* **Texto para leitura**:
________________________________________

Os sistemas morais são sistemas de reciprocidade indireta. Eles existem por causa de conflitos de interesse e surgem como resultado da complexidade das interações sociais em grupos de indivíduos com convivência duradoura e com (a) vários conflitos e confluências de interesse, (b) interações sociais repetidas indefinidamente e (c) múltiplos membros com os quais poderiam interagir. A função ou raison d’etre dos sistemas morais é evidentemente fornecer a unidade necessária para capacitar o grupo a competir com sucesso com outros grupos humanos. (1987, 142)

       Há um grande e crescente corpo de literatura apoiando essa teoria da evolução da moralidade e sugerindo, além disso, que ela pode ter desempenhado um papel decisivo na evolução da cognição humana.(4)

________________________________________

* **Material fornecido**:
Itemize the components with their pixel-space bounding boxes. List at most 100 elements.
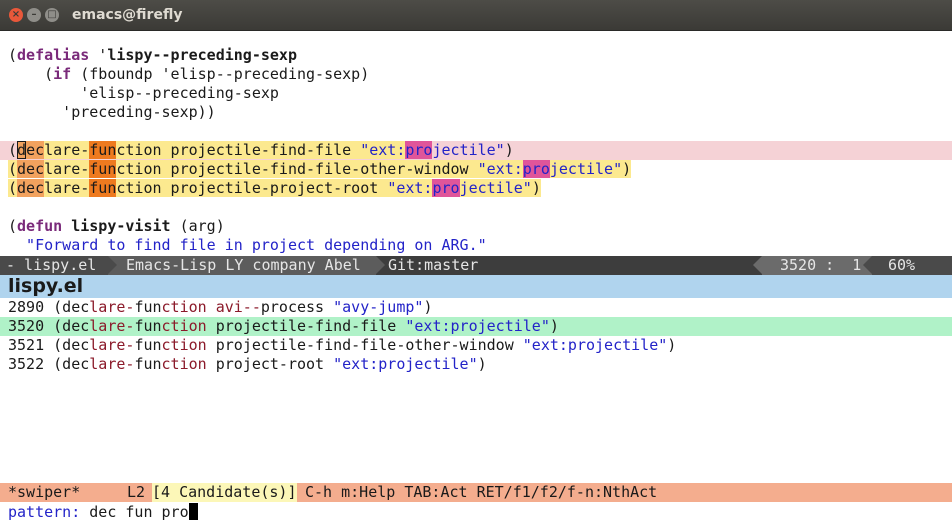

________________________________________

* **Complete o seguinte**:
**a)** Resuma em duas frases o texto sobre os sistemas morais.
**b)** No texto sobre os sistemas morais, repita o trecho que começa em "Há um grande" e vai até "da cognição humana.(4)".

* **Respostas do exercício**:
**a)** Os sistemas morais são sistemas de reciprocidade indireta que existem por causa de conflitos de interesse e surgem da complexidade das interações sociais em grupos de convivência duradoura. Sua função é dar ao grupo a unidade necessária para competir com sucesso com outros grupos humanos, e uma literatura grande e crescente apoia essa teoria da evolução da moralidade.

**b)**
Há um grande e crescente corpo de literatura apoiando essa teoria da evolução da moralidade e sugerindo, além disso, que ela pode ter desempenhado um papel decisivo na evolução da cognição humana.(4)